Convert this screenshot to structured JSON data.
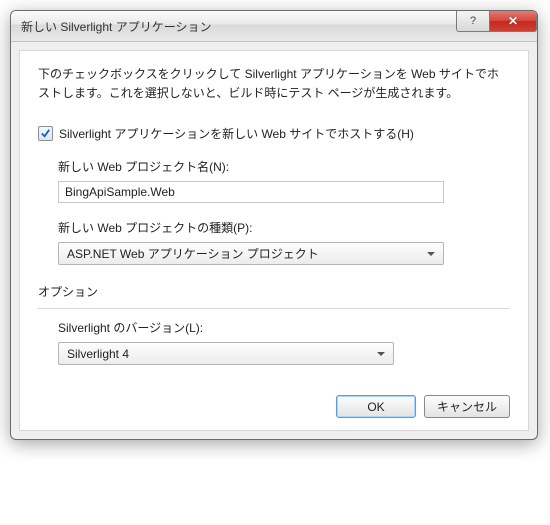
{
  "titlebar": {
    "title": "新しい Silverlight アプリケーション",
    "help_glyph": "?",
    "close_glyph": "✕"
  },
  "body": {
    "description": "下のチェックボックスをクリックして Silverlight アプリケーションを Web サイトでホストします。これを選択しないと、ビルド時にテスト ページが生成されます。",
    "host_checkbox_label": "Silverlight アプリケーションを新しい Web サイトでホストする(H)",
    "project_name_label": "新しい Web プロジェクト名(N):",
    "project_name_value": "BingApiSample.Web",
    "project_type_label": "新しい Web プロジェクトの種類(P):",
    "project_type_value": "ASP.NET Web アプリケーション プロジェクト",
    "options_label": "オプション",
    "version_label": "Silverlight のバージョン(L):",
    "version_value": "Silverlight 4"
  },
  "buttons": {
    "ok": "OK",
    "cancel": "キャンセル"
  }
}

- The task -
Each record above should be copied character for character, with pictures dropped.

- Reply to the task -
Convert this screenshot to structured JSON data.
{
  "titlebar": {
    "title": "新しい Silverlight アプリケーション",
    "help_glyph": "?",
    "close_glyph": "✕"
  },
  "body": {
    "description": "下のチェックボックスをクリックして Silverlight アプリケーションを Web サイトでホストします。これを選択しないと、ビルド時にテスト ページが生成されます。",
    "host_checkbox_label": "Silverlight アプリケーションを新しい Web サイトでホストする(H)",
    "project_name_label": "新しい Web プロジェクト名(N):",
    "project_name_value": "BingApiSample.Web",
    "project_type_label": "新しい Web プロジェクトの種類(P):",
    "project_type_value": "ASP.NET Web アプリケーション プロジェクト",
    "options_label": "オプション",
    "version_label": "Silverlight のバージョン(L):",
    "version_value": "Silverlight 4"
  },
  "buttons": {
    "ok": "OK",
    "cancel": "キャンセル"
  }
}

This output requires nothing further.